Problem statement:
State how many lines of the entries below hold the word "marker"; reply with nothing but the number.

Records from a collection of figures

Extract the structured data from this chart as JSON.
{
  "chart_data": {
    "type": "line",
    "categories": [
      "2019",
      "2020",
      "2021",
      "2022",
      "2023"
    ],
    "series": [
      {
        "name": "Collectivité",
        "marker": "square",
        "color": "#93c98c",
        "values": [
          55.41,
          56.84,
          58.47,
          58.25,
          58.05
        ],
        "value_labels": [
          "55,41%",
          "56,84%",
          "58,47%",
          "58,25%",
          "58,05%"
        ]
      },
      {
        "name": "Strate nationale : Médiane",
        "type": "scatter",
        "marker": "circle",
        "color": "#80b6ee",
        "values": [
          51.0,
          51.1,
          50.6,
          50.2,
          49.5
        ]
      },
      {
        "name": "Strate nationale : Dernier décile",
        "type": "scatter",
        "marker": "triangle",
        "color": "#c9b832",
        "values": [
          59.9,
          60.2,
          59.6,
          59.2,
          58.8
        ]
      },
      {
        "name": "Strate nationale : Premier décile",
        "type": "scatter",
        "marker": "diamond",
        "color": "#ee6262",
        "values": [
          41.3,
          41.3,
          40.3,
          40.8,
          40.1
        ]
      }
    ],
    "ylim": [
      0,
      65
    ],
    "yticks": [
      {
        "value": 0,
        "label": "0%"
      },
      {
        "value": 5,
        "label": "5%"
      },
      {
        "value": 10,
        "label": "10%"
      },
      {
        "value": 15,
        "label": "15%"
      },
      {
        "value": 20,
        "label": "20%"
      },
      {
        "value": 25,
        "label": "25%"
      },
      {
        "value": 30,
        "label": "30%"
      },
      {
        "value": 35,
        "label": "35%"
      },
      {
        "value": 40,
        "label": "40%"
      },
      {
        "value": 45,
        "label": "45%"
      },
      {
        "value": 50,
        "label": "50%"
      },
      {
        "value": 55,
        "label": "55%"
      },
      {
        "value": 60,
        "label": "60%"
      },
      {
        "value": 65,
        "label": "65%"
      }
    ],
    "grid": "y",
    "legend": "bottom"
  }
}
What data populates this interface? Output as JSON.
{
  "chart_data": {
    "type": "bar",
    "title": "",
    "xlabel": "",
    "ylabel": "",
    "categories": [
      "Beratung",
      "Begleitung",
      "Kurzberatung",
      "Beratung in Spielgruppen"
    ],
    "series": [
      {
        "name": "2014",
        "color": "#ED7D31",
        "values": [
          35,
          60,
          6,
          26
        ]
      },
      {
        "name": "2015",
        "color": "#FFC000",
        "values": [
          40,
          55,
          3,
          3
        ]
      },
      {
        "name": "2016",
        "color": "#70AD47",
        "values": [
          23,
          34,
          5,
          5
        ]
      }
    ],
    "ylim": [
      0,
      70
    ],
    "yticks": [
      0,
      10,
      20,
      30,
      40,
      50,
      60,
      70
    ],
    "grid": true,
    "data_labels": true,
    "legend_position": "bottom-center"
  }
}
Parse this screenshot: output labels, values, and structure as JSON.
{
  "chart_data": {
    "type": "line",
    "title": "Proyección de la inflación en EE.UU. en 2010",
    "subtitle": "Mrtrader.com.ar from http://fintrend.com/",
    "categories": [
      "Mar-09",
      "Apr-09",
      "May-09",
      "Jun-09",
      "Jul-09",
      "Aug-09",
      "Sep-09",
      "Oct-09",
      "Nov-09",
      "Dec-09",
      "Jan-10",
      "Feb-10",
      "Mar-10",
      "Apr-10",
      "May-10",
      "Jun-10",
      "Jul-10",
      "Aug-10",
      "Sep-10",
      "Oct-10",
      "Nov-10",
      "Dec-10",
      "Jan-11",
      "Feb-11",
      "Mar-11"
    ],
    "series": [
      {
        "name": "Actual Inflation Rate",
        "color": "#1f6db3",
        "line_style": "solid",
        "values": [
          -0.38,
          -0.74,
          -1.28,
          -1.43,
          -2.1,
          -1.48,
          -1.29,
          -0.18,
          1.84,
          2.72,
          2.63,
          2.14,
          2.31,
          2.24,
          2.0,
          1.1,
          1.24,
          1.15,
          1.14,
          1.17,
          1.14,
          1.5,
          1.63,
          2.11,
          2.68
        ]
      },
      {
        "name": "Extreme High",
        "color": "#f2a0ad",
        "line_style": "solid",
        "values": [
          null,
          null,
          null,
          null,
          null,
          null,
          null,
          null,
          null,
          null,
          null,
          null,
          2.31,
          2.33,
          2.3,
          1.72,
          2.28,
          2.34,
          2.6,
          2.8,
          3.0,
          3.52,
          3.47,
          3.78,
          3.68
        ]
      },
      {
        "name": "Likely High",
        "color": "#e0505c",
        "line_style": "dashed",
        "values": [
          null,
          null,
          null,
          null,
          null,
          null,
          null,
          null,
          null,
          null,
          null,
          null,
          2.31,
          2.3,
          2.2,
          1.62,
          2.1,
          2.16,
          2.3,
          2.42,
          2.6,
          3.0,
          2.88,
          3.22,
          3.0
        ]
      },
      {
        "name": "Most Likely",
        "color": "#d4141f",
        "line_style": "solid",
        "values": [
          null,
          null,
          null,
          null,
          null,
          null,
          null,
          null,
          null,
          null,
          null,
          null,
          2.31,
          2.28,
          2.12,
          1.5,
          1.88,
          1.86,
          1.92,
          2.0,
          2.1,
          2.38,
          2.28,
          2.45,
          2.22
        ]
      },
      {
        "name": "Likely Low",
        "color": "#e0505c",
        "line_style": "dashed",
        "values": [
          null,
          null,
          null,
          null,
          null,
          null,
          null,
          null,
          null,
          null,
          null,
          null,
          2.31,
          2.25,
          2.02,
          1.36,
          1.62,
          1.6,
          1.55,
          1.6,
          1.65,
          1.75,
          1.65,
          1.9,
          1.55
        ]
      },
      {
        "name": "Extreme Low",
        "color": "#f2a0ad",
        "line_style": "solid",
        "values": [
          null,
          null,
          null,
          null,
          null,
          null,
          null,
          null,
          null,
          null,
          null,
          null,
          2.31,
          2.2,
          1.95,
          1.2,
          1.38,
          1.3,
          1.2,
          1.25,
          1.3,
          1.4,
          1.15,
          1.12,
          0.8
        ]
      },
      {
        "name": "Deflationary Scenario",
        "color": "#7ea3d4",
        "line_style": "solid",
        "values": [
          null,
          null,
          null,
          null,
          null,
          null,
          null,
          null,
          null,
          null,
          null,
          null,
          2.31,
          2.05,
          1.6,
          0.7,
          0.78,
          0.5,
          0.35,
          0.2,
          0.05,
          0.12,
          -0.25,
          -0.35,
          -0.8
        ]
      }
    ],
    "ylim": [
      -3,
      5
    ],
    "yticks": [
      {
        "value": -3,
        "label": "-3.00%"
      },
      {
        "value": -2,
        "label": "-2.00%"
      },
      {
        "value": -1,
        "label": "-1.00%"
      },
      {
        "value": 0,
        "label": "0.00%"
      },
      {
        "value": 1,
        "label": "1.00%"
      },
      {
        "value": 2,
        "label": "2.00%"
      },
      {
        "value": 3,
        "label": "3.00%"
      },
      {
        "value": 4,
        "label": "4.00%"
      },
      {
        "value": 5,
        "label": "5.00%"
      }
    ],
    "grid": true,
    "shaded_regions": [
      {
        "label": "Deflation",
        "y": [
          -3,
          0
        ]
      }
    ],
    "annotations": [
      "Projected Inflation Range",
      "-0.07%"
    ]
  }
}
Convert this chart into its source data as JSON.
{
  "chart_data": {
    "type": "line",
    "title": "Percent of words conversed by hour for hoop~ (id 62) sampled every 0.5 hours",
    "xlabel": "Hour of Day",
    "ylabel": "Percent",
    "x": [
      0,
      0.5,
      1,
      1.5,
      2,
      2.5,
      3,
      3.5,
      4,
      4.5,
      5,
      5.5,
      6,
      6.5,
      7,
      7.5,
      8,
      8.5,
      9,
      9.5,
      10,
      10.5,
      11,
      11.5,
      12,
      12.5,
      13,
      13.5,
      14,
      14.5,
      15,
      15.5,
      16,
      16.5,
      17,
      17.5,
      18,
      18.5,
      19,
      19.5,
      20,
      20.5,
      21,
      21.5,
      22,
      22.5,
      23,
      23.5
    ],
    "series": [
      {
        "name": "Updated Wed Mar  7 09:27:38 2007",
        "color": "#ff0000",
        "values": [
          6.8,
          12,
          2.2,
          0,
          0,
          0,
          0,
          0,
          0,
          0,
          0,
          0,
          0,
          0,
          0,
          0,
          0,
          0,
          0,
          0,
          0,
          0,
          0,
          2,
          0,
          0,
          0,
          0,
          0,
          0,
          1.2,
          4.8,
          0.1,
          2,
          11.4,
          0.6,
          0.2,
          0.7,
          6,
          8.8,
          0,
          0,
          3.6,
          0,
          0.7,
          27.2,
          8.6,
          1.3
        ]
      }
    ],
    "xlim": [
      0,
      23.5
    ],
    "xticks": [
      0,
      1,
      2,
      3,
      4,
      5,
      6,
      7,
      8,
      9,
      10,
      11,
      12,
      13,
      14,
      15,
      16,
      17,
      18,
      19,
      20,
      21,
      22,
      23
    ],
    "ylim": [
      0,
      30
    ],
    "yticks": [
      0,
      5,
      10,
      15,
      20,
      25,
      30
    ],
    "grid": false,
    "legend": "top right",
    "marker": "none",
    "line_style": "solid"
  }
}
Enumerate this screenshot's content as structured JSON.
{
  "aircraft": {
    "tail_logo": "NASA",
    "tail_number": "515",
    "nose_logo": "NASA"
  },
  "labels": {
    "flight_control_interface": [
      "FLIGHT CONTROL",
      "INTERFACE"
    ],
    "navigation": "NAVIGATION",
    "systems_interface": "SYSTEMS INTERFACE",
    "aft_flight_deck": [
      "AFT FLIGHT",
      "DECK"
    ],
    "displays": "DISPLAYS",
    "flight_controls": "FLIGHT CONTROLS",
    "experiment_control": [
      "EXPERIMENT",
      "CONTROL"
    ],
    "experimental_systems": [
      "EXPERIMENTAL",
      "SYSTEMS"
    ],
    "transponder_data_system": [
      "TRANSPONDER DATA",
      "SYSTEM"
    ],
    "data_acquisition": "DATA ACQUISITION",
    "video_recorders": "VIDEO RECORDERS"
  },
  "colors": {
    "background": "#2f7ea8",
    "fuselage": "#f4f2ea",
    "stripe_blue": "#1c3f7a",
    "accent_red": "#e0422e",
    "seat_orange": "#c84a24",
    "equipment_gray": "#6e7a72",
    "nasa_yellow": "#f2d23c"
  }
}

The reply:
5